-- Opening Marker --

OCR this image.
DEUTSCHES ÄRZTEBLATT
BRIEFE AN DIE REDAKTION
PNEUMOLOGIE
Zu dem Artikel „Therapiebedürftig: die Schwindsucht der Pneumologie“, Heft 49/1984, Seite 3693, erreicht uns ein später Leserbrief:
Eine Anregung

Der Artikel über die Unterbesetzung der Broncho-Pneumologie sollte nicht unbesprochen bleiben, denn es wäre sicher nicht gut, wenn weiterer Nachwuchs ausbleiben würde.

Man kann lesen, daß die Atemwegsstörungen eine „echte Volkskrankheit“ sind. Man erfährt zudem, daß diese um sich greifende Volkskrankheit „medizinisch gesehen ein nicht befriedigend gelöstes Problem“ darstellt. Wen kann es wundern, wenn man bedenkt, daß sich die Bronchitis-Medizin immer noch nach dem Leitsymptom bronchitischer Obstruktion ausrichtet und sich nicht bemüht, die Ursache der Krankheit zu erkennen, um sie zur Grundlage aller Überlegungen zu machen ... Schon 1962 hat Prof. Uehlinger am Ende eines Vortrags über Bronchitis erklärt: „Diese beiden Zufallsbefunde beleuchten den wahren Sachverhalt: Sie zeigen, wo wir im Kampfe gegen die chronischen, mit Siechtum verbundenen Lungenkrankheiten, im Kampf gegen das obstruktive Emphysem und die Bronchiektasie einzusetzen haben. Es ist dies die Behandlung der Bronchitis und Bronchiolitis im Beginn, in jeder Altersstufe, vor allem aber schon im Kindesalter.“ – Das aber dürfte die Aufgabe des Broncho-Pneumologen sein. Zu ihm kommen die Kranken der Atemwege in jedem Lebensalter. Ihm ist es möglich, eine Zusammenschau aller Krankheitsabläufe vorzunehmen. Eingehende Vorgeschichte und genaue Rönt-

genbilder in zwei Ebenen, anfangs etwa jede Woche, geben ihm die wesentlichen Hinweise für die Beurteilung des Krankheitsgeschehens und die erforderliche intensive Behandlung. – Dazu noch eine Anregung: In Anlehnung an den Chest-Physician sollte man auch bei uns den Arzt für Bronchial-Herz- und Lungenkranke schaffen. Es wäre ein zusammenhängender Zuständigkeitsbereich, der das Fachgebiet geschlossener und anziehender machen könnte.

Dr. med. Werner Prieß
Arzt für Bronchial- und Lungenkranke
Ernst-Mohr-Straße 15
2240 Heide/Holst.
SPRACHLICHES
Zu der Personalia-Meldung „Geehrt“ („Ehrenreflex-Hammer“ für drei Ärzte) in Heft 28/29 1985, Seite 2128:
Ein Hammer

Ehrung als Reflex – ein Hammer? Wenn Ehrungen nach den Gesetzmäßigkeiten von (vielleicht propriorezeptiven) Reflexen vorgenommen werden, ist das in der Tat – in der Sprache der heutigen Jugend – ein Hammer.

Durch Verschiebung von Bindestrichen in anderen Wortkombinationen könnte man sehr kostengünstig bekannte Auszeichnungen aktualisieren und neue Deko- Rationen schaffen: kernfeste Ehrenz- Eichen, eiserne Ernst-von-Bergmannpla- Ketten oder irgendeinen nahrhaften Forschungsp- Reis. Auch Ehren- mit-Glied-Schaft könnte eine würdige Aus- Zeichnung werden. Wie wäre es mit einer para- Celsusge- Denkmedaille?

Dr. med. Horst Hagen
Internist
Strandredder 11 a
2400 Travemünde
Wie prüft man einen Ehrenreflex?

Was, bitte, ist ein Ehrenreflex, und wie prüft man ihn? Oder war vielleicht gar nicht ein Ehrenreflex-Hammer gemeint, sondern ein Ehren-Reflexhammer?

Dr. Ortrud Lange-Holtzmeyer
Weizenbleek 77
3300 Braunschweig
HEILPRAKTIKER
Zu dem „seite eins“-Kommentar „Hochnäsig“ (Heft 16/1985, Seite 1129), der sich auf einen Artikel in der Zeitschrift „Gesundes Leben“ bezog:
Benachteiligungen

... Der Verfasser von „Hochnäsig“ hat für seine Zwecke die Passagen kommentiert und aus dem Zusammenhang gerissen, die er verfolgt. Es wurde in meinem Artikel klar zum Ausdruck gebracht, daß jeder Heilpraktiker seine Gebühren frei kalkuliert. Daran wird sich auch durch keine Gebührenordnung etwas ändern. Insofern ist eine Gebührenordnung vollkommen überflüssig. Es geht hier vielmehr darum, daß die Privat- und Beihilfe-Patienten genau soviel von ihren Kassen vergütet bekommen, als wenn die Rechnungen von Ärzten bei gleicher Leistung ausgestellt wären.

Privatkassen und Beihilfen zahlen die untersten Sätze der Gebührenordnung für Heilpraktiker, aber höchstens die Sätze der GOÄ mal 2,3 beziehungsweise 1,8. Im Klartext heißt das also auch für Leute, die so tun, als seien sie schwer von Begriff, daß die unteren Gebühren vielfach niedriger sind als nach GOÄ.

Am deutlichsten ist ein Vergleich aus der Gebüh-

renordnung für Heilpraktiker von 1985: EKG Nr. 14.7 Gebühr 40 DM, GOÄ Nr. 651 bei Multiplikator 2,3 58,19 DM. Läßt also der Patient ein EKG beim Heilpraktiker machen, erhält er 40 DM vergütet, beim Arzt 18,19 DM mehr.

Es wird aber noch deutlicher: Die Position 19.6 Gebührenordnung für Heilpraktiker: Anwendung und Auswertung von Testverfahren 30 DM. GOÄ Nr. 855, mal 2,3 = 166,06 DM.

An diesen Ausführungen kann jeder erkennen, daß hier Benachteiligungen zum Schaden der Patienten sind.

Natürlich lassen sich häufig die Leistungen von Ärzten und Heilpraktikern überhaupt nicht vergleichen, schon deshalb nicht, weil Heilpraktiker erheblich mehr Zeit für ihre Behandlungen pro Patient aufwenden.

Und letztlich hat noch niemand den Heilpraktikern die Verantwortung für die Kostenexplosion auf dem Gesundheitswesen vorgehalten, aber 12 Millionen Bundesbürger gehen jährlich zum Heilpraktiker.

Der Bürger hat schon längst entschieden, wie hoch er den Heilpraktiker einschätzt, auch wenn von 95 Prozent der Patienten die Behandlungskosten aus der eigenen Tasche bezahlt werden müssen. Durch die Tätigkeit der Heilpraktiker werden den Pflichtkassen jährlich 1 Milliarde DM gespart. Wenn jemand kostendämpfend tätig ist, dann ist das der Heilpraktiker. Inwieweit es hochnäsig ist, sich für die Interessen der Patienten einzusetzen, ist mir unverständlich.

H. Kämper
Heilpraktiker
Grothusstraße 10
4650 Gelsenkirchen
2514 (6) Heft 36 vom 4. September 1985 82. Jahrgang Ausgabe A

-- Closing Marker --

Write out every line of the listing that holds the word "Ehrenreflex".

→ WORKED SOLUTION:
Zu der Personalia-Meldung „Geehrt“ („Ehrenreflex-Hammer“ für drei Ärzte) in Heft 28/29 1985, Seite 2128:
Wie prüft man einen Ehrenreflex?
Was, bitte, ist ein Ehrenreflex, und wie prüft man ihn? Oder war vielleicht gar nicht ein Ehrenreflex-Hammer gemeint, sondern ein Ehren-Reflexhammer?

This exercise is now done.